■ DATA PROVIDED ■

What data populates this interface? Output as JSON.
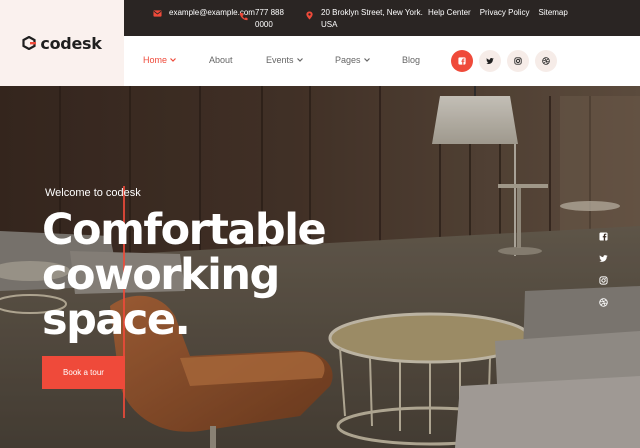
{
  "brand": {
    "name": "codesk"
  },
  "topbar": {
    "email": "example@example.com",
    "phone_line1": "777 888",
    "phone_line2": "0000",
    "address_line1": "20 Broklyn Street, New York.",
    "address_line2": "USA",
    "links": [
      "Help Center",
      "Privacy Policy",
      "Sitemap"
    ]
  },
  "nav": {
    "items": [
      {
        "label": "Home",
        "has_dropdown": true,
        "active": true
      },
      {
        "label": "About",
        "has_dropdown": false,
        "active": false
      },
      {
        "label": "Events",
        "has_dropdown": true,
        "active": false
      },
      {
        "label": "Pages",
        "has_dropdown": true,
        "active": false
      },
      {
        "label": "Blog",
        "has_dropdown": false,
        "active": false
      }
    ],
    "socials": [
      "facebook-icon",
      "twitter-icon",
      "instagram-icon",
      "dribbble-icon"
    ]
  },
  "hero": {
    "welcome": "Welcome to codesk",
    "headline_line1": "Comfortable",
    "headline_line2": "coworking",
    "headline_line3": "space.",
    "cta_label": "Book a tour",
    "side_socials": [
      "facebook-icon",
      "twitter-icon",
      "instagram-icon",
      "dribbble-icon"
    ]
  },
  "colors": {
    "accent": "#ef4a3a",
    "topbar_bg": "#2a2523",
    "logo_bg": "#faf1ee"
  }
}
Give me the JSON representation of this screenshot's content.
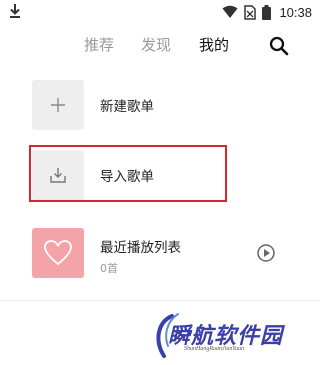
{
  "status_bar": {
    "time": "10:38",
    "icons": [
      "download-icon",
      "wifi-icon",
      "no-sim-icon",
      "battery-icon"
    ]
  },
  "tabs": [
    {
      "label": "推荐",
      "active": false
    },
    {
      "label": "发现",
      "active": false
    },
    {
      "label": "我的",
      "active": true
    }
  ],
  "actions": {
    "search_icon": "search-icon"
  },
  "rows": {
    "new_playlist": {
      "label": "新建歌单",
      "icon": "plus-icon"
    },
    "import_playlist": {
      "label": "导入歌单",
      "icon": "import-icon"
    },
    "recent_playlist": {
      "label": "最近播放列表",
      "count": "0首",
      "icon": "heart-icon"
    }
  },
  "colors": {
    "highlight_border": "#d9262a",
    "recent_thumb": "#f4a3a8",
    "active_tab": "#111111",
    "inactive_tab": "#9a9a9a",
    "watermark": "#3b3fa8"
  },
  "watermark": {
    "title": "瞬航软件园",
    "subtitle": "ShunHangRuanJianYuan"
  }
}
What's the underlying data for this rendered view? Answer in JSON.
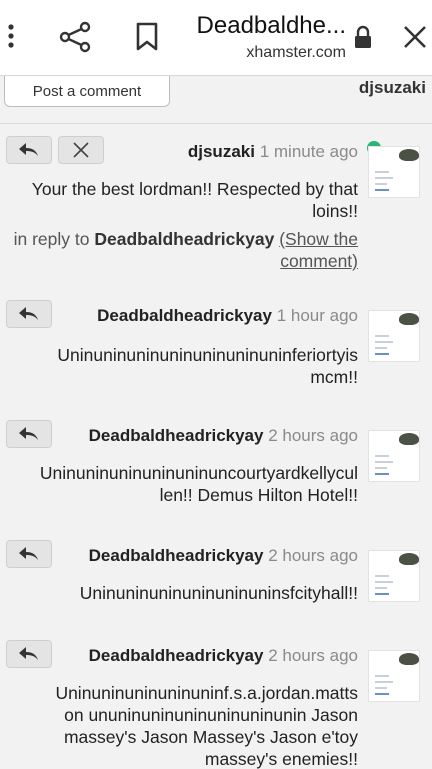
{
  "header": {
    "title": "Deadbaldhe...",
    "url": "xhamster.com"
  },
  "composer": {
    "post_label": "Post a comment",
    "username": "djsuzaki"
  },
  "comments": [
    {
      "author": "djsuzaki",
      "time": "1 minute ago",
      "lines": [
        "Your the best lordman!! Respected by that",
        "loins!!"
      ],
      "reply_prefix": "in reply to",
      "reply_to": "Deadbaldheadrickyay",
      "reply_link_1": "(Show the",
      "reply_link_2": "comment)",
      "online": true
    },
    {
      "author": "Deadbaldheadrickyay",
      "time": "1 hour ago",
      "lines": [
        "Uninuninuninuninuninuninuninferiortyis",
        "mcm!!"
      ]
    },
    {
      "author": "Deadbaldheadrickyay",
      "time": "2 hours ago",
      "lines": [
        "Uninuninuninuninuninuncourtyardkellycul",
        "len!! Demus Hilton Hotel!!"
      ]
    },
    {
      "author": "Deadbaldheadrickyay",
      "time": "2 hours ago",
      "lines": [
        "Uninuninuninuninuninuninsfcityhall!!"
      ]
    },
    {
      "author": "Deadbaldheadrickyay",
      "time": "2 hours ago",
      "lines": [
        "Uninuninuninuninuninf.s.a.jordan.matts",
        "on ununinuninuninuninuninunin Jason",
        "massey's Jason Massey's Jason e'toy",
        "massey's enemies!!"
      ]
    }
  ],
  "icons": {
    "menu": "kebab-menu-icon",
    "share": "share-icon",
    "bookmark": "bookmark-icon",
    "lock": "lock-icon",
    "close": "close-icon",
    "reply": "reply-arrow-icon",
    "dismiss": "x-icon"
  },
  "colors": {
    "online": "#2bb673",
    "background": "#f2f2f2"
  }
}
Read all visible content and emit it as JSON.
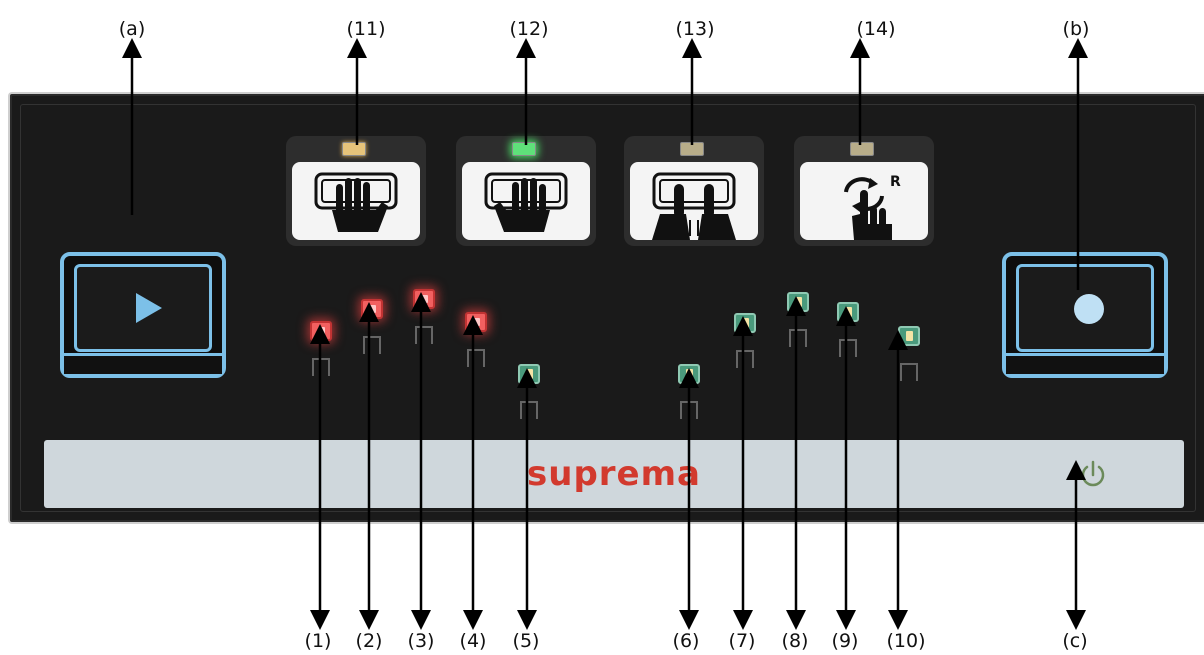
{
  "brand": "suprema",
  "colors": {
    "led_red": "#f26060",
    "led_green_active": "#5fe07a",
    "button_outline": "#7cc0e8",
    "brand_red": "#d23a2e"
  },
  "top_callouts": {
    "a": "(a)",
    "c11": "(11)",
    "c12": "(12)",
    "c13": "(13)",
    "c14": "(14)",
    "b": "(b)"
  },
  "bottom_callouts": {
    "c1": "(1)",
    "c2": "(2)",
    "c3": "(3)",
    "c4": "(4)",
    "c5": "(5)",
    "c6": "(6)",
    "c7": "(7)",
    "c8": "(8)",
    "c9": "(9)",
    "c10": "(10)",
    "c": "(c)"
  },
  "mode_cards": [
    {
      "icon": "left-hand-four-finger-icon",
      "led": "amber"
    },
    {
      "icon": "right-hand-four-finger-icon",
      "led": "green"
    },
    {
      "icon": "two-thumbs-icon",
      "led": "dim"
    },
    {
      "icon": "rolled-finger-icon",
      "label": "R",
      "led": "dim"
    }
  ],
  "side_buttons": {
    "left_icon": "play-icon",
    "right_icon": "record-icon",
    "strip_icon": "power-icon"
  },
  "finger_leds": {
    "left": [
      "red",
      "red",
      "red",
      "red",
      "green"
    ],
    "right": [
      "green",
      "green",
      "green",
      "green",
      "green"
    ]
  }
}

■ SET TASK ■
All of the data above should be quoted exactly, except for the pictures.

■ EXERCISE SOLUTION ■
What data populates this interface? Output as JSON.
{
  "brand": {
    "name": "codesk"
  },
  "topbar": {
    "email": "example@example.com",
    "phone_line1": "777 888",
    "phone_line2": "0000",
    "address_line1": "20 Broklyn Street, New York.",
    "address_line2": "USA",
    "links": [
      "Help Center",
      "Privacy Policy",
      "Sitemap"
    ]
  },
  "nav": {
    "items": [
      {
        "label": "Home",
        "has_dropdown": true,
        "active": true
      },
      {
        "label": "About",
        "has_dropdown": false,
        "active": false
      },
      {
        "label": "Events",
        "has_dropdown": true,
        "active": false
      },
      {
        "label": "Pages",
        "has_dropdown": true,
        "active": false
      },
      {
        "label": "Blog",
        "has_dropdown": false,
        "active": false
      }
    ],
    "socials": [
      "facebook-icon",
      "twitter-icon",
      "instagram-icon",
      "dribbble-icon"
    ]
  },
  "hero": {
    "welcome": "Welcome to codesk",
    "headline_line1": "Comfortable",
    "headline_line2": "coworking",
    "headline_line3": "space.",
    "cta_label": "Book a tour",
    "side_socials": [
      "facebook-icon",
      "twitter-icon",
      "instagram-icon",
      "dribbble-icon"
    ]
  },
  "colors": {
    "accent": "#ef4a3a",
    "topbar_bg": "#2a2523",
    "logo_bg": "#faf1ee"
  }
}
Give me the JSON representation of this screenshot's content.
{
  "status_bar": {
    "time": "10:38",
    "icons": [
      "download-icon",
      "wifi-icon",
      "no-sim-icon",
      "battery-icon"
    ]
  },
  "tabs": [
    {
      "label": "推荐",
      "active": false
    },
    {
      "label": "发现",
      "active": false
    },
    {
      "label": "我的",
      "active": true
    }
  ],
  "actions": {
    "search_icon": "search-icon"
  },
  "rows": {
    "new_playlist": {
      "label": "新建歌单",
      "icon": "plus-icon"
    },
    "import_playlist": {
      "label": "导入歌单",
      "icon": "import-icon"
    },
    "recent_playlist": {
      "label": "最近播放列表",
      "count": "0首",
      "icon": "heart-icon"
    }
  },
  "colors": {
    "highlight_border": "#d9262a",
    "recent_thumb": "#f4a3a8",
    "active_tab": "#111111",
    "inactive_tab": "#9a9a9a",
    "watermark": "#3b3fa8"
  },
  "watermark": {
    "title": "瞬航软件园",
    "subtitle": "ShunHangRuanJianYuan"
  }
}
What's the underlying data for this rendered view? Answer in JSON.
{
  "header": {
    "title": "Deadbaldhe...",
    "url": "xhamster.com"
  },
  "composer": {
    "post_label": "Post a comment",
    "username": "djsuzaki"
  },
  "comments": [
    {
      "author": "djsuzaki",
      "time": "1 minute ago",
      "lines": [
        "Your the best lordman!! Respected by that",
        "loins!!"
      ],
      "reply_prefix": "in reply to",
      "reply_to": "Deadbaldheadrickyay",
      "reply_link_1": "(Show the",
      "reply_link_2": "comment)",
      "online": true
    },
    {
      "author": "Deadbaldheadrickyay",
      "time": "1 hour ago",
      "lines": [
        "Uninuninuninuninuninuninuninferiortyis",
        "mcm!!"
      ]
    },
    {
      "author": "Deadbaldheadrickyay",
      "time": "2 hours ago",
      "lines": [
        "Uninuninuninuninuninuncourtyardkellycul",
        "len!! Demus Hilton Hotel!!"
      ]
    },
    {
      "author": "Deadbaldheadrickyay",
      "time": "2 hours ago",
      "lines": [
        "Uninuninuninuninuninuninsfcityhall!!"
      ]
    },
    {
      "author": "Deadbaldheadrickyay",
      "time": "2 hours ago",
      "lines": [
        "Uninuninuninuninuninf.s.a.jordan.matts",
        "on ununinuninuninuninuninunin Jason",
        "massey's Jason Massey's Jason e'toy",
        "massey's enemies!!"
      ]
    }
  ],
  "icons": {
    "menu": "kebab-menu-icon",
    "share": "share-icon",
    "bookmark": "bookmark-icon",
    "lock": "lock-icon",
    "close": "close-icon",
    "reply": "reply-arrow-icon",
    "dismiss": "x-icon"
  },
  "colors": {
    "online": "#2bb673",
    "background": "#f2f2f2"
  }
}
Read all visible content and emit it as JSON.
{
  "brand": "suprema",
  "colors": {
    "led_red": "#f26060",
    "led_green_active": "#5fe07a",
    "button_outline": "#7cc0e8",
    "brand_red": "#d23a2e"
  },
  "top_callouts": {
    "a": "(a)",
    "c11": "(11)",
    "c12": "(12)",
    "c13": "(13)",
    "c14": "(14)",
    "b": "(b)"
  },
  "bottom_callouts": {
    "c1": "(1)",
    "c2": "(2)",
    "c3": "(3)",
    "c4": "(4)",
    "c5": "(5)",
    "c6": "(6)",
    "c7": "(7)",
    "c8": "(8)",
    "c9": "(9)",
    "c10": "(10)",
    "c": "(c)"
  },
  "mode_cards": [
    {
      "icon": "left-hand-four-finger-icon",
      "led": "amber"
    },
    {
      "icon": "right-hand-four-finger-icon",
      "led": "green"
    },
    {
      "icon": "two-thumbs-icon",
      "led": "dim"
    },
    {
      "icon": "rolled-finger-icon",
      "label": "R",
      "led": "dim"
    }
  ],
  "side_buttons": {
    "left_icon": "play-icon",
    "right_icon": "record-icon",
    "strip_icon": "power-icon"
  },
  "finger_leds": {
    "left": [
      "red",
      "red",
      "red",
      "red",
      "green"
    ],
    "right": [
      "green",
      "green",
      "green",
      "green",
      "green"
    ]
  }
}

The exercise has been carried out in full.